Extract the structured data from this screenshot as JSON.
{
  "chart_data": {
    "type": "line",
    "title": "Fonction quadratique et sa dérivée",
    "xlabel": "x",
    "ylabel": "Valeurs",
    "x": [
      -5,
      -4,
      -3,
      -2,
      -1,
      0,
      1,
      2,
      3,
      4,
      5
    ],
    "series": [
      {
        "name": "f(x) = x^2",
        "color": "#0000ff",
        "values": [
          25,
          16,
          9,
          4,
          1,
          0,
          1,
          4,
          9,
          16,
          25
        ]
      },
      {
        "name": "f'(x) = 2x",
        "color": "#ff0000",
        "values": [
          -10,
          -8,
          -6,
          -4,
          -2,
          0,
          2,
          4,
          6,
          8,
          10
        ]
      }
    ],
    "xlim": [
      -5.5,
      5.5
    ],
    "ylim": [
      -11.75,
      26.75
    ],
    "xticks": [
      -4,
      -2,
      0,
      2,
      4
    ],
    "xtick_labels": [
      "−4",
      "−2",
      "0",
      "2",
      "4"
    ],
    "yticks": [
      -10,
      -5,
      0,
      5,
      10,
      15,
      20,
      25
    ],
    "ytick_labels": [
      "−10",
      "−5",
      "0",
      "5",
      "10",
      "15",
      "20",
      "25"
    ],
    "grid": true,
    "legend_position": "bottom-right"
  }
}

...

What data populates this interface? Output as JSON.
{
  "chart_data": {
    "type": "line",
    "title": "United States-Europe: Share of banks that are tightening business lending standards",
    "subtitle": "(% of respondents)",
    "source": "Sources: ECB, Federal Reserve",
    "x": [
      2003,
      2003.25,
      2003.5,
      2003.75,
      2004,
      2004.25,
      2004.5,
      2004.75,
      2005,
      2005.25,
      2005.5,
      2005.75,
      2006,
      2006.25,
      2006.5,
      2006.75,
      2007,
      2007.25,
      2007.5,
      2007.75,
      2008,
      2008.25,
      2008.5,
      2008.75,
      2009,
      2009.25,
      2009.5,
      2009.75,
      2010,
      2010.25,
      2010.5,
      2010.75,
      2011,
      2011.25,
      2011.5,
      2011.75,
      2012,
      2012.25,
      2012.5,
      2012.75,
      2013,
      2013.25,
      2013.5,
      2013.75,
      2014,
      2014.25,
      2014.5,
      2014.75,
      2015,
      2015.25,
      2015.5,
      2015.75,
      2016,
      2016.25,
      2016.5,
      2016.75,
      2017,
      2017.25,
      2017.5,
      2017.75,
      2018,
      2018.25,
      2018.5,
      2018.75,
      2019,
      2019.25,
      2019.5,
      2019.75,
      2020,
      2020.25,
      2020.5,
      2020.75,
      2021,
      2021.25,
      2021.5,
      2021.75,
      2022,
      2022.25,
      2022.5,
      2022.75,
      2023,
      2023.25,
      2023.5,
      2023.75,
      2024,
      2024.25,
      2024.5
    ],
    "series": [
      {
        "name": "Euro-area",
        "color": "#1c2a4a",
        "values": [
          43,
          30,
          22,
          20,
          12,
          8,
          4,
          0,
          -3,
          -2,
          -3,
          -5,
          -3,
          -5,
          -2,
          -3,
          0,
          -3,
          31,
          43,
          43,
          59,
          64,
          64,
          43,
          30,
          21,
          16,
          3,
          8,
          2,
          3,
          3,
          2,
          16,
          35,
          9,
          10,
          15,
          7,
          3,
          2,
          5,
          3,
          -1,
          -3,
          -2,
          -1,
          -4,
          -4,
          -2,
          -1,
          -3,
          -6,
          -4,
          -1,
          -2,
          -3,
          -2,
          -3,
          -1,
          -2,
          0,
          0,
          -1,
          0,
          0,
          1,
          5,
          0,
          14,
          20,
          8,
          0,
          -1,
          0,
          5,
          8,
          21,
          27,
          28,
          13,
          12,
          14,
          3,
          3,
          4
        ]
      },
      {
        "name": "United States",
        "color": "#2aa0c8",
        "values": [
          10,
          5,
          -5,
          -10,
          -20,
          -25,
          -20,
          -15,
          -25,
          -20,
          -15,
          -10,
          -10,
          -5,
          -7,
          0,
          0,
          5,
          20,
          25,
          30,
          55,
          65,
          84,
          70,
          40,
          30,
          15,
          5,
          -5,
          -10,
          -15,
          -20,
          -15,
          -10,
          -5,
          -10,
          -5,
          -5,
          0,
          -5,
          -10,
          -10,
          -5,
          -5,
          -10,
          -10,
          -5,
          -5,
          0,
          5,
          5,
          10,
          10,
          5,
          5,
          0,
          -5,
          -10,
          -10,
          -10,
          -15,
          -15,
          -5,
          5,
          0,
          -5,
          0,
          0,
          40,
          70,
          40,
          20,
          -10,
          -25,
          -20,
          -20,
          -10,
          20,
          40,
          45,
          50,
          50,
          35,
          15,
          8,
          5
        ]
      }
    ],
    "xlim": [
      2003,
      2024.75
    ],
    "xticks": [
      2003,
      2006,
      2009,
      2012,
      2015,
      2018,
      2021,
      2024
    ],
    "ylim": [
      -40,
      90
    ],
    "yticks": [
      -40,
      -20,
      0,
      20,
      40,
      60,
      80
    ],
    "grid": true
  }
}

* * *

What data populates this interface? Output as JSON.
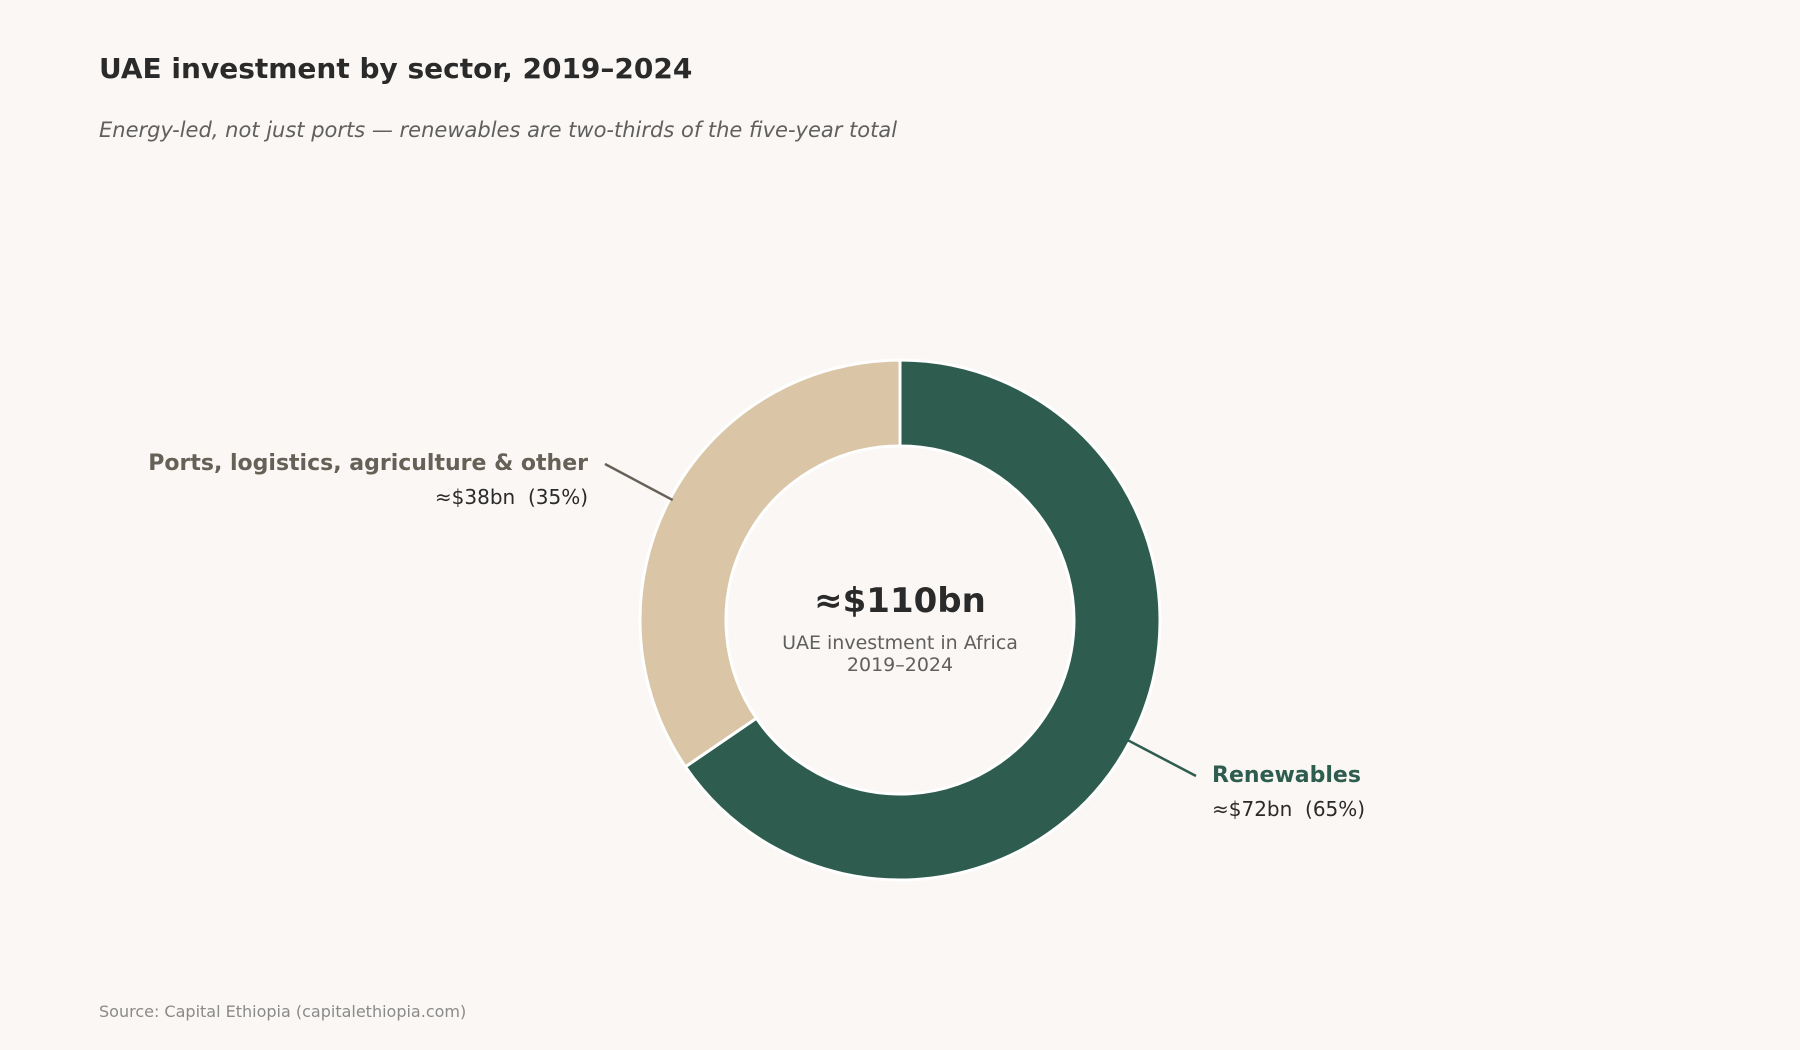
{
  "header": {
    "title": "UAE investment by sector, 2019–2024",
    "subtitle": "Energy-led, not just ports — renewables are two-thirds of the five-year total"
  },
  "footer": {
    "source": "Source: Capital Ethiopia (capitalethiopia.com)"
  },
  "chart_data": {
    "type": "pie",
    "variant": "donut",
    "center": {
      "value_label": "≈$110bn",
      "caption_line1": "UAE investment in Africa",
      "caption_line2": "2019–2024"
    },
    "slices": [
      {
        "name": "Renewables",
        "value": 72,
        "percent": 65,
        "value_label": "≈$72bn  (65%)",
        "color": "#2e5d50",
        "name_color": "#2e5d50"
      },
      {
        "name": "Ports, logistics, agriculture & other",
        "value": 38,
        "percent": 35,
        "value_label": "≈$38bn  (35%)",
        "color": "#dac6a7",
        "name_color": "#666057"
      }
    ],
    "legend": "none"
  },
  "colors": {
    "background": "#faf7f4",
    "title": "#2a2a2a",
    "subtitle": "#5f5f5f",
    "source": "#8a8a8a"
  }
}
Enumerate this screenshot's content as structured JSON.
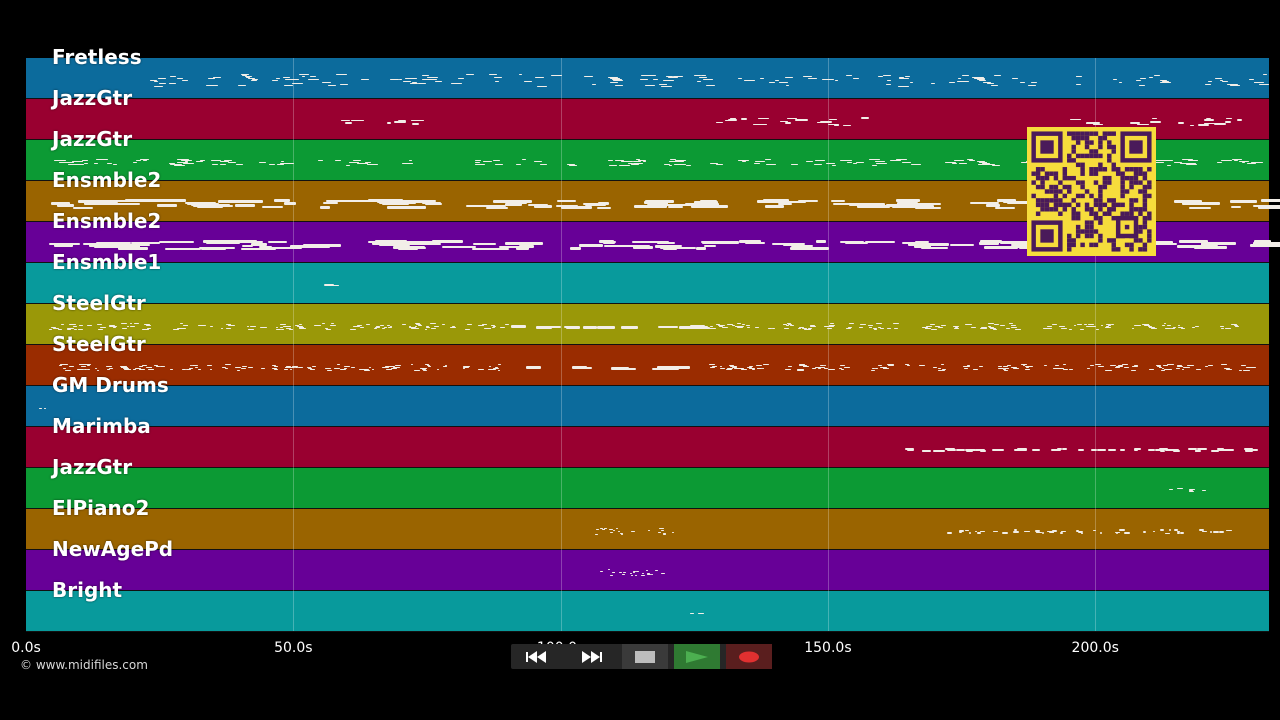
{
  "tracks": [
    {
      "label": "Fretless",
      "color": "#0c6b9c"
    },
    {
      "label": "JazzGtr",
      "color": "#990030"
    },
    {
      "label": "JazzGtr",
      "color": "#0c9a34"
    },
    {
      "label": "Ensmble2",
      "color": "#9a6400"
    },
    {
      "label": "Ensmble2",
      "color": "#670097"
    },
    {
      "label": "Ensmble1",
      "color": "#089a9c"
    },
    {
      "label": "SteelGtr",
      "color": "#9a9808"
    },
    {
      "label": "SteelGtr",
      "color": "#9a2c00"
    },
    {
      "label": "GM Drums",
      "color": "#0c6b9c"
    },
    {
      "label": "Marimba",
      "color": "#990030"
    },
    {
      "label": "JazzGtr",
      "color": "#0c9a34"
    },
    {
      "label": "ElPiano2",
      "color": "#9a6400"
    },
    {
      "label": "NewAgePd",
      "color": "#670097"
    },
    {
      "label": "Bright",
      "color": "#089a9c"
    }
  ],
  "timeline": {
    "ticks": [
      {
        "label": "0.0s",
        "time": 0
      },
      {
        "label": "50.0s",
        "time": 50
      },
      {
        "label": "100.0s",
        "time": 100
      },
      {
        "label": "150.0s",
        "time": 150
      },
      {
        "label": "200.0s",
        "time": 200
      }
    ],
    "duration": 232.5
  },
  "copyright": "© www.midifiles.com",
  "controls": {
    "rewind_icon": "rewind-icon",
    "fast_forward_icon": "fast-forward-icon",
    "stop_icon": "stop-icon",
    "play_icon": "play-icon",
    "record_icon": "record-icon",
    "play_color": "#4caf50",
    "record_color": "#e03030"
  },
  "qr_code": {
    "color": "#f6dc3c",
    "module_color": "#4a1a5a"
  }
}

Aim:
Provide the number of lines in the entries that include "source", and no other text.

Task result:
3